### To be done
[1] Reproduce the portion of the rockburst text below from "On the lithological" to "T criterion [6].".
[2] List every evaluation index that the rockburst text below selects for predicting rockburst.
[3] According to the rockburst text below, which evaluation indexes were chosen for the surrounding rock condition?

According to domestic and international research, rockbursts were primarily controlled by three factors, including the lithological condition, stress condition, and surrounding rock condition [80]. The eight evaluation indexes were selected to consider the three aspects of influencing factors. The strength brittleness coefficient, elastic deformation energy index, and linear elastic energy can effectively reflect the lithological condition associated with rockburst and are widely used. The stress index, stress coefficient, and T criterion can effectively reflect the stress condition. The RQD indicator and the surrounding rock classification can effectively reflect the surrounding rock condition and are also widely applied. The above eight evaluation indexes are quantitative, which can improve the accuracy of predicted results. The eight evaluation indexes have advantages such as strong operability and ease of acquisition. Therefore, in the paper, the evaluation indexes of rockburst were selected as follows.

(1)

On the lithological condition, the evaluation indexes included the strength brittleness coefficient B [81], elastic deformation energy index W_et [4], and linear elastic energy W_e [82].

(2)

On the stress condition, the evaluation indexes included the stress index S [83], stress coefficient P [84], and T criterion [6].

(3)

On the surrounding rock condition, the evaluation indexes included the RQD indicator [85] and the grade of surrounding rock classification [86].

The precise definitions of the eight evaluation indexes discussed above are as follows.

(1)

### Information provided
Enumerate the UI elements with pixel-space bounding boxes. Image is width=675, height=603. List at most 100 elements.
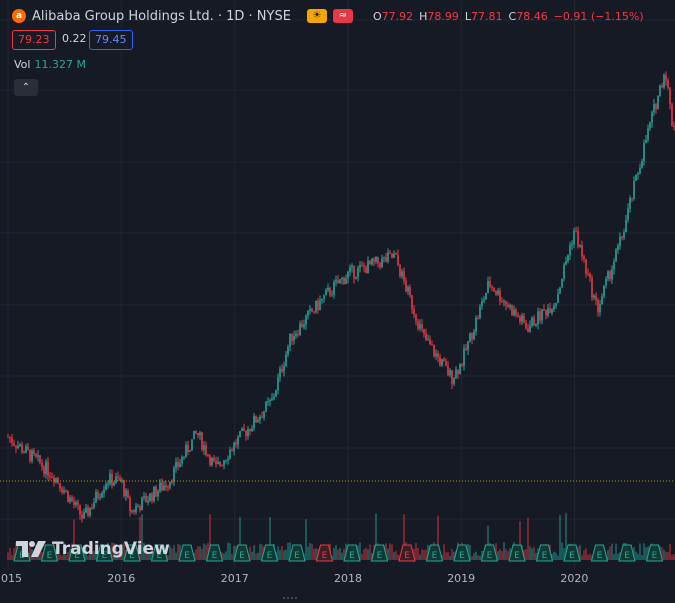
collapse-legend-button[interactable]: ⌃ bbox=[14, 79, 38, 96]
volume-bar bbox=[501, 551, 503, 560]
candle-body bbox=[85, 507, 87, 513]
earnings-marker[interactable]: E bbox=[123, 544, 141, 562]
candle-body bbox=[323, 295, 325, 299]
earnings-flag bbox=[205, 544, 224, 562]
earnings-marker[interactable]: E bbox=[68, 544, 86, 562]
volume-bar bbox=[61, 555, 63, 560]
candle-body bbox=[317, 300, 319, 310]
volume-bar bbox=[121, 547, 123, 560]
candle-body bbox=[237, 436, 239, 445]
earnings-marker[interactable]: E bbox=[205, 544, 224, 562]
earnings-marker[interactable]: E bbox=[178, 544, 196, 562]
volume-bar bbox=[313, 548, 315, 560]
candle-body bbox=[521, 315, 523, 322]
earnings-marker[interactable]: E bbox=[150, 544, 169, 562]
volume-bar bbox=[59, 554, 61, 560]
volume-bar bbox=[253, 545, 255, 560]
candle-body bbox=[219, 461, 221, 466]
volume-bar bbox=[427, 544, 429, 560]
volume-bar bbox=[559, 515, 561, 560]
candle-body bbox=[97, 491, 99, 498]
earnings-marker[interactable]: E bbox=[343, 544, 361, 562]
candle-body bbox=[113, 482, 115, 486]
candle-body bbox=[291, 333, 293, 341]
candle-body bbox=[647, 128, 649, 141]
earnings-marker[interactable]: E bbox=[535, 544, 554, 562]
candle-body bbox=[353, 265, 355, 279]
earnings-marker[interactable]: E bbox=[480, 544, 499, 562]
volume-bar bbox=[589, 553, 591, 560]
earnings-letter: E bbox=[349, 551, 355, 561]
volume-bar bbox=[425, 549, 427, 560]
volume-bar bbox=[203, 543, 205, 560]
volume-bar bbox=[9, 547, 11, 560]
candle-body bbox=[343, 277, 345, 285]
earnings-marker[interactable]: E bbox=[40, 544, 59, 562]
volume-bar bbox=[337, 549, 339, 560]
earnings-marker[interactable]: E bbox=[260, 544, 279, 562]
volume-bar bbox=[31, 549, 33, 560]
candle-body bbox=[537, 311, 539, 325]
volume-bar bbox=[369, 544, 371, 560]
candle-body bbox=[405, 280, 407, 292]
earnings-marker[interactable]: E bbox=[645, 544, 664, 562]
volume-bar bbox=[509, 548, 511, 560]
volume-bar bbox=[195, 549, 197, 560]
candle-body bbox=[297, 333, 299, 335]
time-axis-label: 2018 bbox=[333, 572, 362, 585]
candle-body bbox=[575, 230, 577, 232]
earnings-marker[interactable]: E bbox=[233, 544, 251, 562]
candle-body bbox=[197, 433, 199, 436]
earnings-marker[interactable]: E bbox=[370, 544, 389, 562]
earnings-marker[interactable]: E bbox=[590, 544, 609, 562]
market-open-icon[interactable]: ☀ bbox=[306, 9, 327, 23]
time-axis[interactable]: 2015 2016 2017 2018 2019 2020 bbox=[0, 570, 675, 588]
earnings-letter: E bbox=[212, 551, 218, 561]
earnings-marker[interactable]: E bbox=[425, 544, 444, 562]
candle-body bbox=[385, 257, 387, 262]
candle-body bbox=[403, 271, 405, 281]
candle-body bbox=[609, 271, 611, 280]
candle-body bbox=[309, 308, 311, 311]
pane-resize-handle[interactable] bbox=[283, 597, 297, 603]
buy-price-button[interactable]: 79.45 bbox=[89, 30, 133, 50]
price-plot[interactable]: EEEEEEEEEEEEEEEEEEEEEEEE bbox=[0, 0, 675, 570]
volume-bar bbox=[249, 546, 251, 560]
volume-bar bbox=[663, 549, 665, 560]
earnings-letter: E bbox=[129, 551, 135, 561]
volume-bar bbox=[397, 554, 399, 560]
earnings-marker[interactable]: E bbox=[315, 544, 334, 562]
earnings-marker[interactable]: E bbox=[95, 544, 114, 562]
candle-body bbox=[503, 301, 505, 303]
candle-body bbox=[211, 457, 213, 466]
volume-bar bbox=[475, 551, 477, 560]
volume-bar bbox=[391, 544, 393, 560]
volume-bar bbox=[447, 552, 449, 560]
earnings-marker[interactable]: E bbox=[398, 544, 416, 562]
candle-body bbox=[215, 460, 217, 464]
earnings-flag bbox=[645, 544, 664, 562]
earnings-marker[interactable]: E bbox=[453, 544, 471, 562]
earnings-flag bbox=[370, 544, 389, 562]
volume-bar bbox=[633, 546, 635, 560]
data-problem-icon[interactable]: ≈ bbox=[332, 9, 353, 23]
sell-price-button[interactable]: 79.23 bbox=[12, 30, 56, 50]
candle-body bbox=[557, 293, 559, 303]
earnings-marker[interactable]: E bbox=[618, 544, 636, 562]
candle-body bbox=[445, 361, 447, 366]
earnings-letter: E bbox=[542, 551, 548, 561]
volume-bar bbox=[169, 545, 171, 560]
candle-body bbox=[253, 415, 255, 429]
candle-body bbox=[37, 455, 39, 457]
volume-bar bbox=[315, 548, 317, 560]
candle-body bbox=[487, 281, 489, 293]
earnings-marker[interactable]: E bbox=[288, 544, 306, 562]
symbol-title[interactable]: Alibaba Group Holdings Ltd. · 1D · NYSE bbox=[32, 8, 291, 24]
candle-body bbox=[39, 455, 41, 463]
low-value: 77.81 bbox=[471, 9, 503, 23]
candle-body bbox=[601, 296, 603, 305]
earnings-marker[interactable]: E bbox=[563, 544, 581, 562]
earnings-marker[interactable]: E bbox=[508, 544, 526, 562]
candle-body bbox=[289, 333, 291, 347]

### Responses for each task
[1]
On the lithological condition, the evaluation indexes included the strength brittleness coefficient B [81], elastic deformation energy index W_et [4], and linear elastic energy W_e [82].

(2)

On the stress condition, the evaluation indexes included the stress index S [83], stress coefficient P [84], and T criterion [6].

[2]
Strength brittleness coefficient B
Elastic deformation energy index W_et
Linear elastic energy W_e
Stress index S
Stress coefficient P
T criterion
RQD indicator
Grade of surrounding rock classification

[3] The RQD indicator and the grade of surrounding rock classification.